Start of Supplied records

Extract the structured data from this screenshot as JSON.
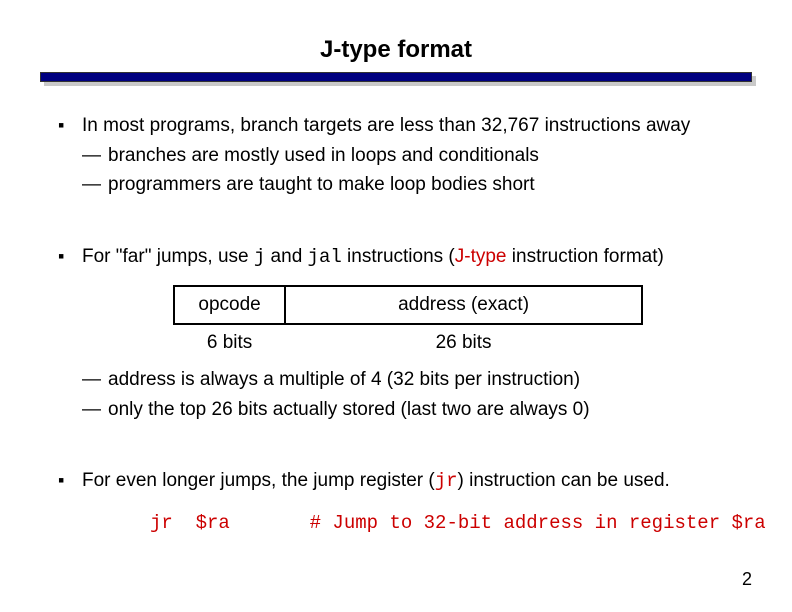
{
  "title": "J-type format",
  "bullets": {
    "b1_text": "In most programs, branch targets are less than 32,767 instructions away",
    "b1_sub1": "branches are mostly used in loops and conditionals",
    "b1_sub2": "programmers are taught to make loop bodies short",
    "b2_pre": "For \"far\" jumps, use ",
    "b2_code1": "j",
    "b2_mid": " and ",
    "b2_code2": "jal",
    "b2_post1": " instructions (",
    "b2_jtype": "J-type",
    "b2_post2": " instruction format)",
    "table_opcode": "opcode",
    "table_addr": "address (exact)",
    "table_opbits": "6 bits",
    "table_addrbits": "26 bits",
    "b2_sub1": "address is always a multiple of 4  (32 bits per instruction)",
    "b2_sub2": "only the top 26 bits actually stored  (last two are always 0)",
    "b3_pre": "For even longer jumps, the jump register (",
    "b3_jr": "jr",
    "b3_post": ") instruction can be used.",
    "jr_line": "jr  $ra       # Jump to 32-bit address in register $ra"
  },
  "page_number": "2"
}
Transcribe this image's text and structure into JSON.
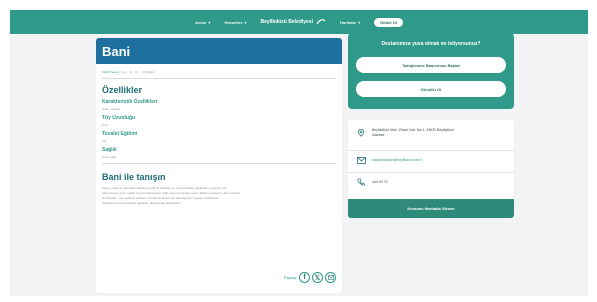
{
  "topbar": {
    "nav_items": [
      "Anılar",
      "Hizmetler"
    ],
    "brand": "Beylikdüzü Belediyesi",
    "menu_item": "Haritalar",
    "pill": "Nöbet Ol"
  },
  "left": {
    "title": "Bani",
    "breadcrumb": [
      "Kültür Sanat",
      "Köy",
      "Irk",
      "Irk",
      "1.5 Başlık"
    ],
    "features_title": "Özellikler",
    "features": [
      {
        "title": "Karakteristik Özellikleri",
        "value": "Güler, sevimli"
      },
      {
        "title": "Tüy Uzunluğu",
        "value": "Kısa"
      },
      {
        "title": "Tuvalet Eğitimi",
        "value": "Var"
      },
      {
        "title": "Sağlık",
        "value": "Uzun yaşlı"
      }
    ],
    "intro_title": "Bani ile tanışın",
    "intro_lines": [
      "Sevgi, neşeli ve hareketli, küçük boyutlu bir köpektir ve çok sevimlidir. Aileleriyle iyi geçinir, her",
      "türlü ortama uyum sağlar ve çocuklarla arası iyidir. Oyun oynamayı sever. Bakımı kolaydır. Uzun ömürlü",
      "bir köpektir. Yeni sahibini bekliyor; onunla tanışmak için barınağımızı ziyaret edebilirsiniz.",
      "Sahiplenmek için iletişime geçebilir, detaylı bilgi alabilirsiniz."
    ],
    "share_label": "Paylaş"
  },
  "cta": {
    "question": "Destanımıza yuva olmak mı istiyorsunuz?",
    "button1": "Sahiplenme Başvurusu Başlat",
    "button2": "Gönüllü Ol"
  },
  "contact": {
    "address": [
      "Beylikdüzü Mah. Ziraat Cad. No:1, 34520 Beylikdüzü",
      "İstanbul"
    ],
    "email": "hayvanhaklari@beylikduzu.bel.tr",
    "phone": "444 00 70",
    "map_button": "Konumu Haritada Göster"
  },
  "colors": {
    "teal": "#2f9a8a",
    "blue": "#1f6f9e"
  }
}
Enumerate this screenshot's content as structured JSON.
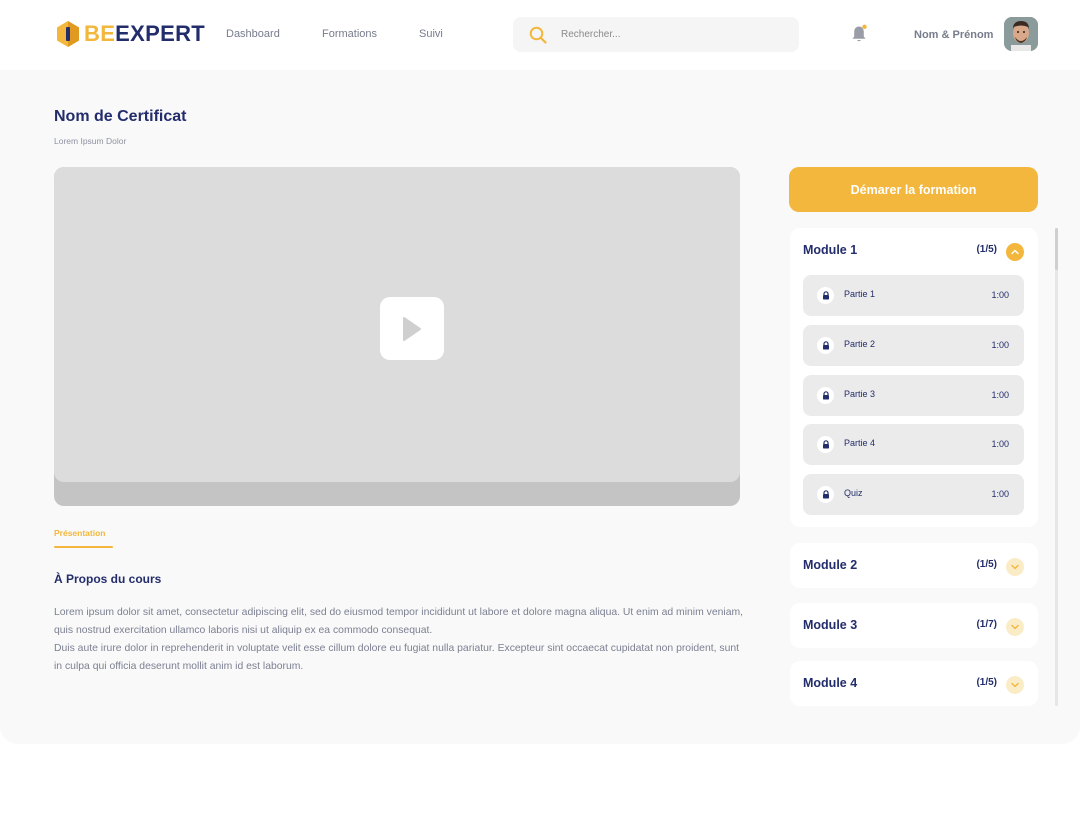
{
  "header": {
    "logo": {
      "part1": "BE",
      "part2": "EXPERT"
    },
    "nav": [
      {
        "label": "Dashboard"
      },
      {
        "label": "Formations"
      },
      {
        "label": "Suivi"
      }
    ],
    "search": {
      "placeholder": "Rechercher..."
    },
    "user": {
      "name": "Nom & Prénom"
    }
  },
  "course": {
    "title": "Nom de Certificat",
    "subtitle": "Lorem Ipsum Dolor"
  },
  "tabs": [
    {
      "label": "Présentation",
      "active": true
    }
  ],
  "about": {
    "title": "À Propos du cours",
    "paragraph1": "Lorem ipsum dolor sit amet, consectetur adipiscing elit, sed do eiusmod tempor incididunt ut labore et dolore magna aliqua. Ut enim ad minim veniam, quis nostrud exercitation ullamco laboris nisi ut aliquip ex ea commodo consequat.",
    "paragraph2": "Duis aute irure dolor in reprehenderit in voluptate velit esse cillum dolore eu fugiat nulla pariatur. Excepteur sint occaecat cupidatat non proident, sunt in culpa qui officia deserunt mollit anim id est laborum."
  },
  "start_button": {
    "label": "Démarer la formation"
  },
  "modules": [
    {
      "title": "Module 1",
      "count": "(1/5)",
      "expanded": true,
      "lessons": [
        {
          "label": "Partie 1",
          "duration": "1:00",
          "icon": "lock-icon"
        },
        {
          "label": "Partie 2",
          "duration": "1:00",
          "icon": "lock-icon"
        },
        {
          "label": "Partie 3",
          "duration": "1:00",
          "icon": "lock-icon"
        },
        {
          "label": "Partie 4",
          "duration": "1:00",
          "icon": "lock-icon"
        },
        {
          "label": "Quiz",
          "duration": "1:00",
          "icon": "lock-icon"
        }
      ]
    },
    {
      "title": "Module 2",
      "count": "(1/5)",
      "expanded": false
    },
    {
      "title": "Module 3",
      "count": "(1/7)",
      "expanded": false
    },
    {
      "title": "Module 4",
      "count": "(1/5)",
      "expanded": false
    }
  ],
  "colors": {
    "accent": "#f2b73c",
    "navy": "#232d6b",
    "background": "#f9f9f9"
  }
}
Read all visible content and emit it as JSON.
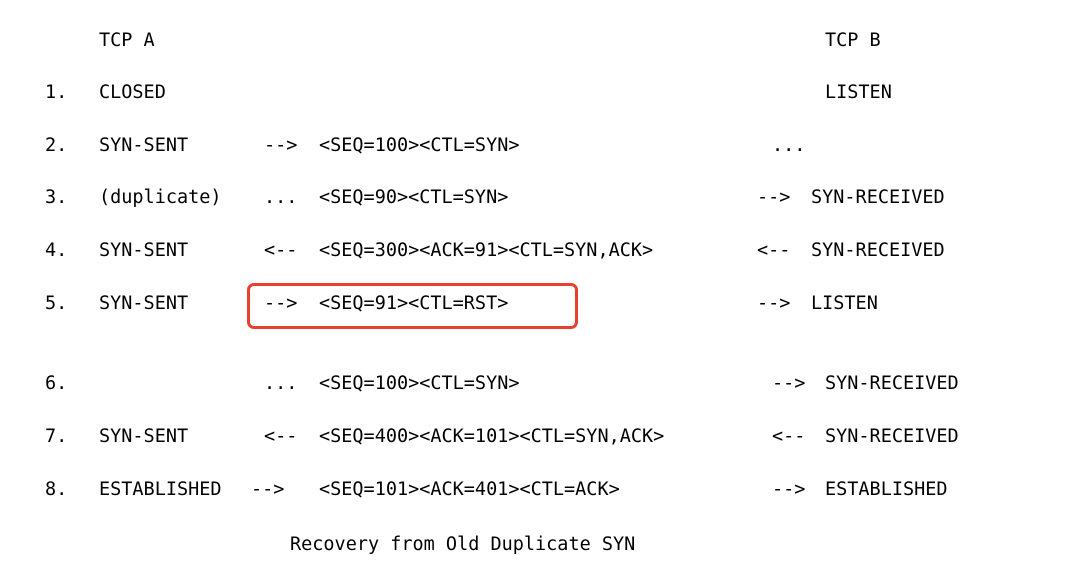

End of Supplied records

Report each line in the preceding entries that holds the string "structured".

Extract the structured data from this screenshot as JSON.
Enumerate this screenshot's content as structured JSON.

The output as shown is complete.